* _Data to process_

■ ■ ■ ■ ■ ■ ■

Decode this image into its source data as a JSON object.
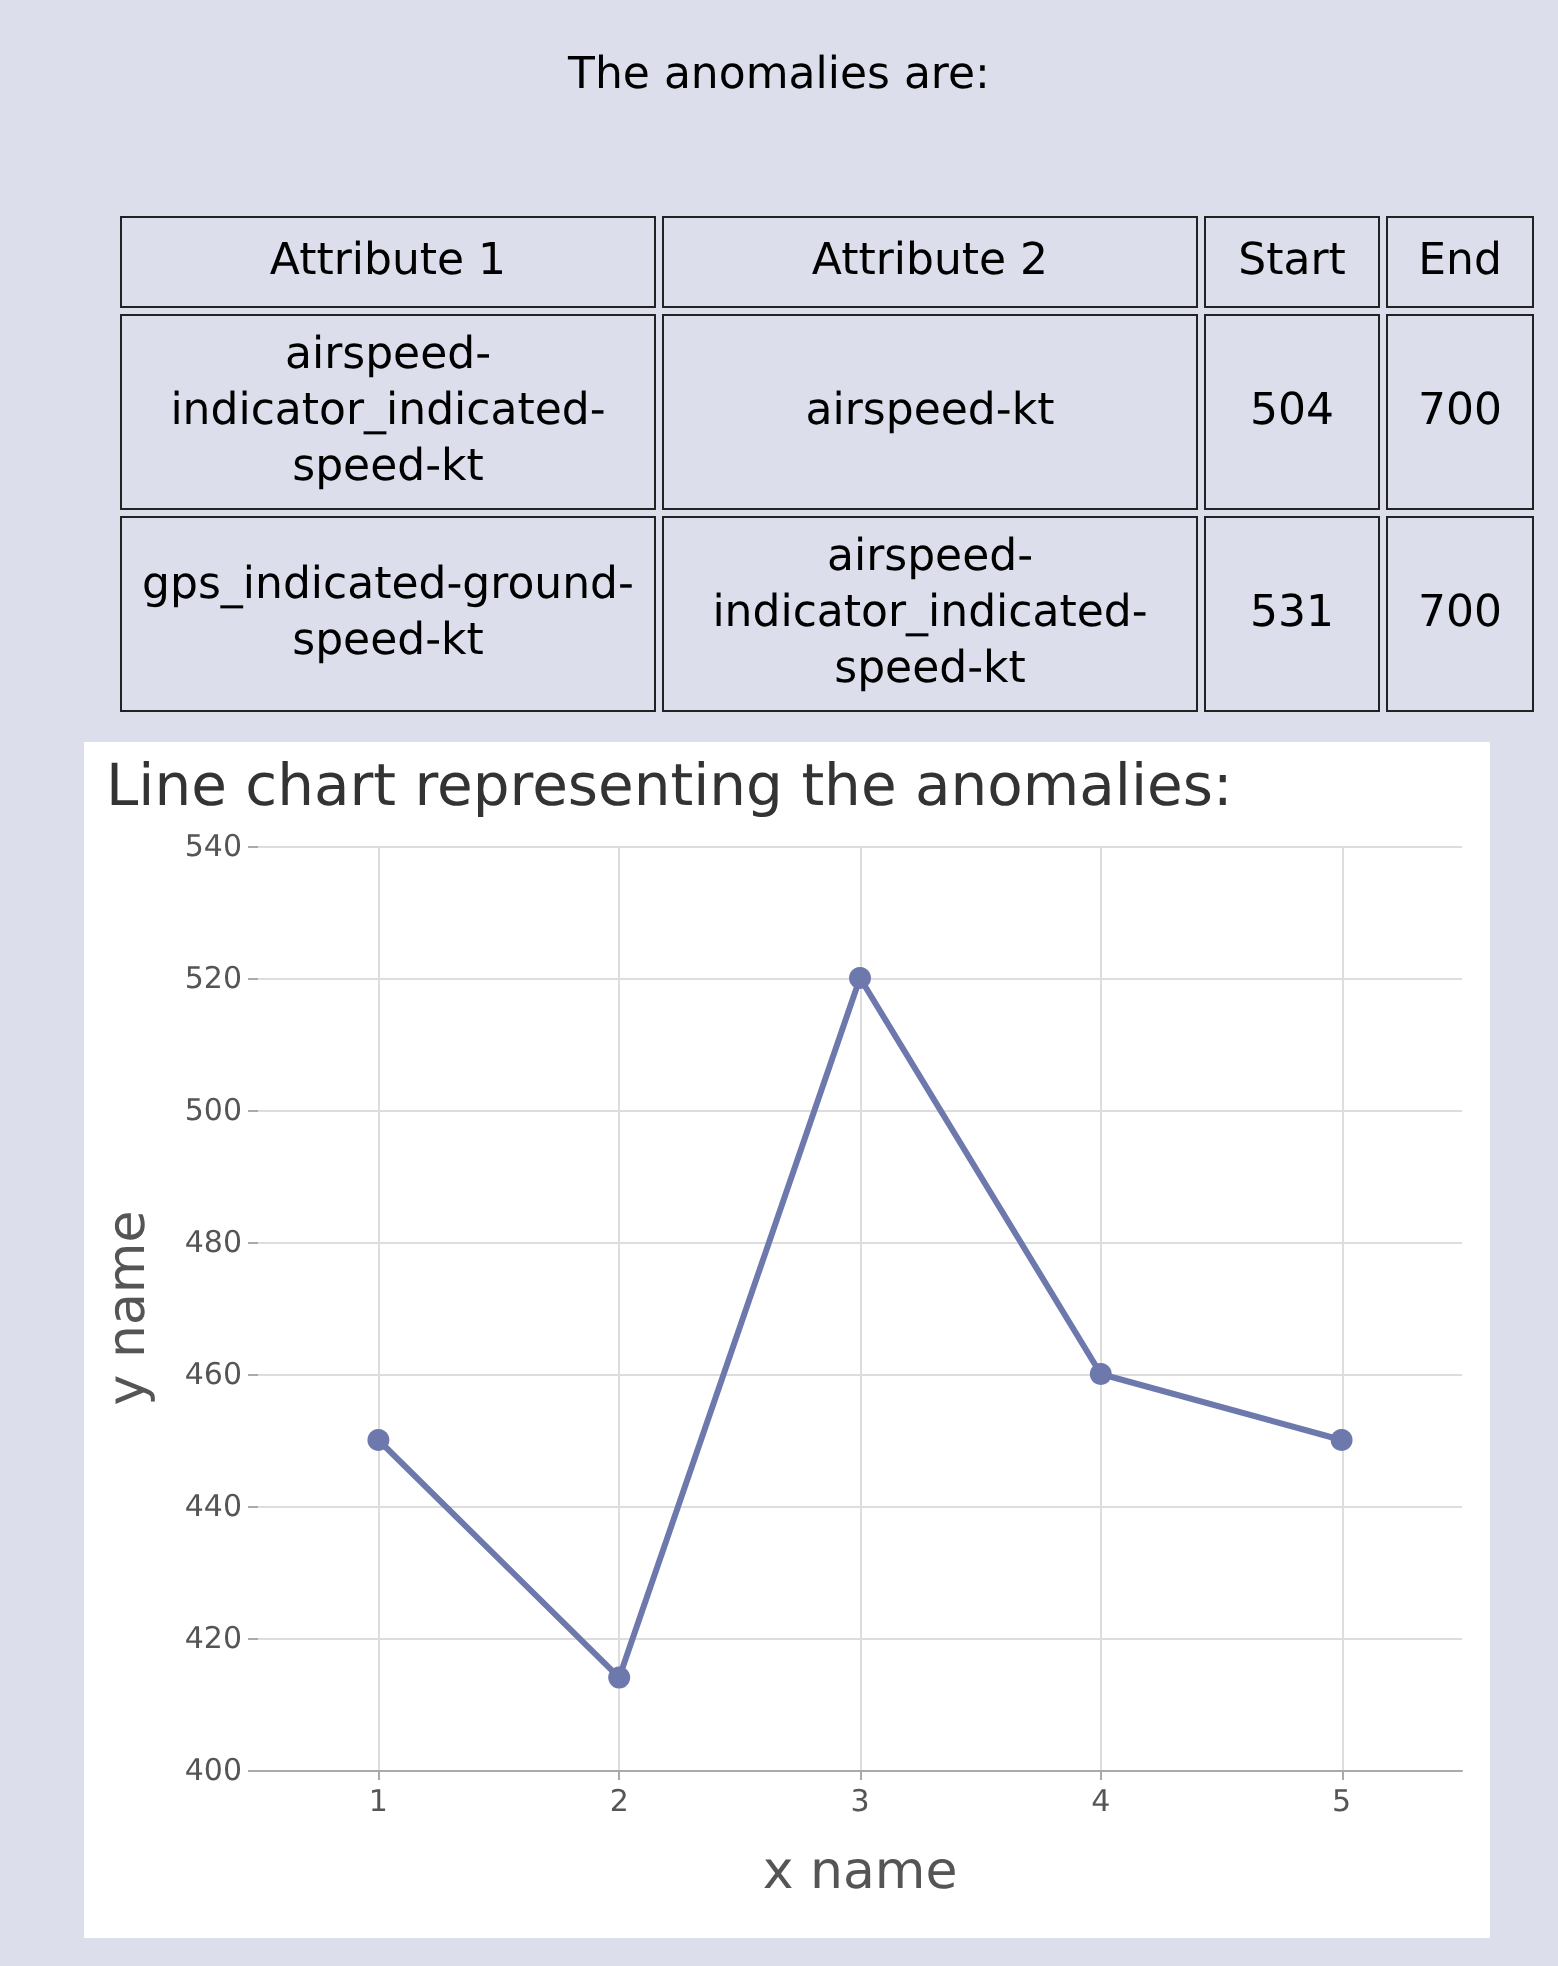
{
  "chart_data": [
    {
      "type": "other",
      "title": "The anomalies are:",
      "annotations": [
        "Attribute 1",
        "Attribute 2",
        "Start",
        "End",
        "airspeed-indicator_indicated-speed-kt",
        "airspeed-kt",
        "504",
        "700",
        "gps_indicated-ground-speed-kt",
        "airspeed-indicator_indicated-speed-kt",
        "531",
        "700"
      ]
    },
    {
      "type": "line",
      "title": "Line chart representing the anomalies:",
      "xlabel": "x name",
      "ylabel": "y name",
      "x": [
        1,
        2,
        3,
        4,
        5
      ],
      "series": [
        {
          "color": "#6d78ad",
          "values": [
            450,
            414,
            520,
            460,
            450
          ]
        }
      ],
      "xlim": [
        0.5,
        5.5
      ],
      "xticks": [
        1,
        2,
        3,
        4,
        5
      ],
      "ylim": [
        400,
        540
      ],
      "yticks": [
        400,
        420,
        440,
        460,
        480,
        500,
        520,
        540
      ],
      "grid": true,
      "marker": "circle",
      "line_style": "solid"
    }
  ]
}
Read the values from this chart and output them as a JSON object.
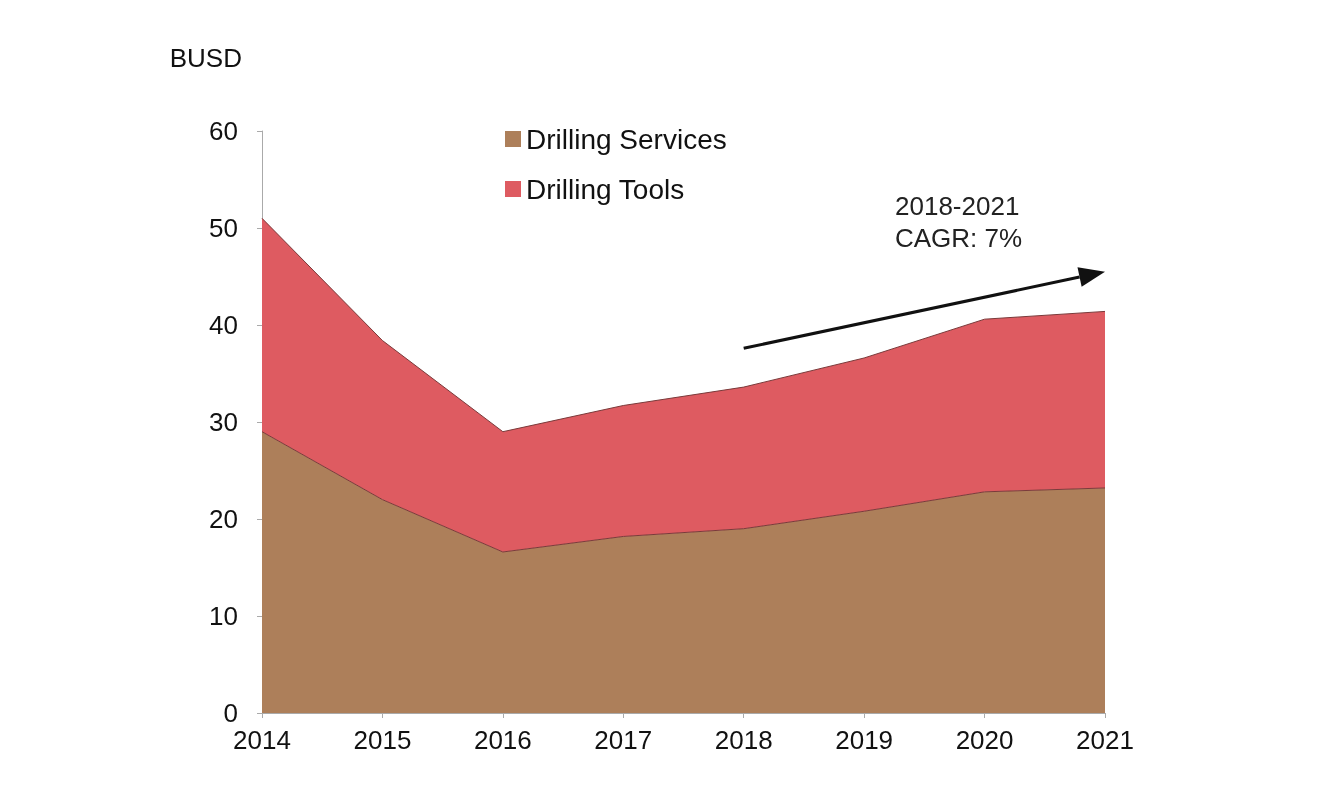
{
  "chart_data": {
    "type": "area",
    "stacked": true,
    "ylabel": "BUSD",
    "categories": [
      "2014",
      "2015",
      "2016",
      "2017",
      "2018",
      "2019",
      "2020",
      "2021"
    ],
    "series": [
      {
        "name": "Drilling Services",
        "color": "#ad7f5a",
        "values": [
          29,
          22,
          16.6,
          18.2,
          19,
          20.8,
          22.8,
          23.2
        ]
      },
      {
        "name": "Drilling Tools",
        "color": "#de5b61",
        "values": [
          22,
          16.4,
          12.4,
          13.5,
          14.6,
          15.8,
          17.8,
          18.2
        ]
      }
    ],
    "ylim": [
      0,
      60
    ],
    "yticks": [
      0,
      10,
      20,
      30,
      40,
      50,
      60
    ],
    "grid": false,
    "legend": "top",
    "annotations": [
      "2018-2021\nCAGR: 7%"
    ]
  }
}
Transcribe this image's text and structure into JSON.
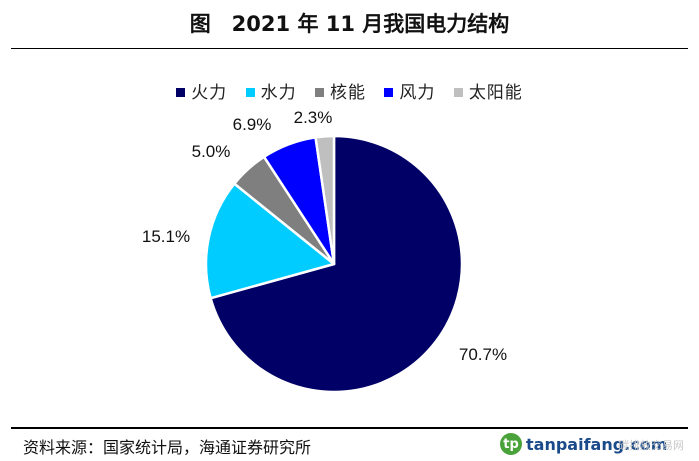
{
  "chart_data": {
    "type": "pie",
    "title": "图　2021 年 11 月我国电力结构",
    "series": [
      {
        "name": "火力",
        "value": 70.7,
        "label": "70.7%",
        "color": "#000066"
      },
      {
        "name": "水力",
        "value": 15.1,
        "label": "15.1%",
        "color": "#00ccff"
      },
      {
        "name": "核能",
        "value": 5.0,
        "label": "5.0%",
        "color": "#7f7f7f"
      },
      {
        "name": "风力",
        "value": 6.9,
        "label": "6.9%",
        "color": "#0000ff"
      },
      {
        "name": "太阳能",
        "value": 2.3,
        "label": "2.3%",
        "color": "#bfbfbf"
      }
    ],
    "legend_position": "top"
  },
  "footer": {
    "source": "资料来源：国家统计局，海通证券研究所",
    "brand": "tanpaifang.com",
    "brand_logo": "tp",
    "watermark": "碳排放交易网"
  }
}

■ ■ ■ ■ ■ ■ ■

* _Stated goal_
Except for the pictures, reproduce every line exactly.

* _The completed task_
Decode this image into its source data as a JSON object.
{
  "chart_data": [
    {
      "type": "other",
      "title": "The anomalies are:",
      "annotations": [
        "Attribute 1",
        "Attribute 2",
        "Start",
        "End",
        "airspeed-indicator_indicated-speed-kt",
        "airspeed-kt",
        "504",
        "700",
        "gps_indicated-ground-speed-kt",
        "airspeed-indicator_indicated-speed-kt",
        "531",
        "700"
      ]
    },
    {
      "type": "line",
      "title": "Line chart representing the anomalies:",
      "xlabel": "x name",
      "ylabel": "y name",
      "x": [
        1,
        2,
        3,
        4,
        5
      ],
      "series": [
        {
          "color": "#6d78ad",
          "values": [
            450,
            414,
            520,
            460,
            450
          ]
        }
      ],
      "xlim": [
        0.5,
        5.5
      ],
      "xticks": [
        1,
        2,
        3,
        4,
        5
      ],
      "ylim": [
        400,
        540
      ],
      "yticks": [
        400,
        420,
        440,
        460,
        480,
        500,
        520,
        540
      ],
      "grid": true,
      "marker": "circle",
      "line_style": "solid"
    }
  ]
}
Read the values from this chart and output them as a JSON object.
{
  "chart_data": {
    "type": "area",
    "stacked": true,
    "ylabel": "BUSD",
    "categories": [
      "2014",
      "2015",
      "2016",
      "2017",
      "2018",
      "2019",
      "2020",
      "2021"
    ],
    "series": [
      {
        "name": "Drilling Services",
        "color": "#ad7f5a",
        "values": [
          29,
          22,
          16.6,
          18.2,
          19,
          20.8,
          22.8,
          23.2
        ]
      },
      {
        "name": "Drilling Tools",
        "color": "#de5b61",
        "values": [
          22,
          16.4,
          12.4,
          13.5,
          14.6,
          15.8,
          17.8,
          18.2
        ]
      }
    ],
    "ylim": [
      0,
      60
    ],
    "yticks": [
      0,
      10,
      20,
      30,
      40,
      50,
      60
    ],
    "grid": false,
    "legend": "top",
    "annotations": [
      "2018-2021\nCAGR: 7%"
    ]
  }
}
Transcribe this image's text and structure into JSON.
{
  "chart_data": {
    "type": "pie",
    "title": "图　2021 年 11 月我国电力结构",
    "series": [
      {
        "name": "火力",
        "value": 70.7,
        "label": "70.7%",
        "color": "#000066"
      },
      {
        "name": "水力",
        "value": 15.1,
        "label": "15.1%",
        "color": "#00ccff"
      },
      {
        "name": "核能",
        "value": 5.0,
        "label": "5.0%",
        "color": "#7f7f7f"
      },
      {
        "name": "风力",
        "value": 6.9,
        "label": "6.9%",
        "color": "#0000ff"
      },
      {
        "name": "太阳能",
        "value": 2.3,
        "label": "2.3%",
        "color": "#bfbfbf"
      }
    ],
    "legend_position": "top"
  },
  "footer": {
    "source": "资料来源：国家统计局，海通证券研究所",
    "brand": "tanpaifang.com",
    "brand_logo": "tp",
    "watermark": "碳排放交易网"
  }
}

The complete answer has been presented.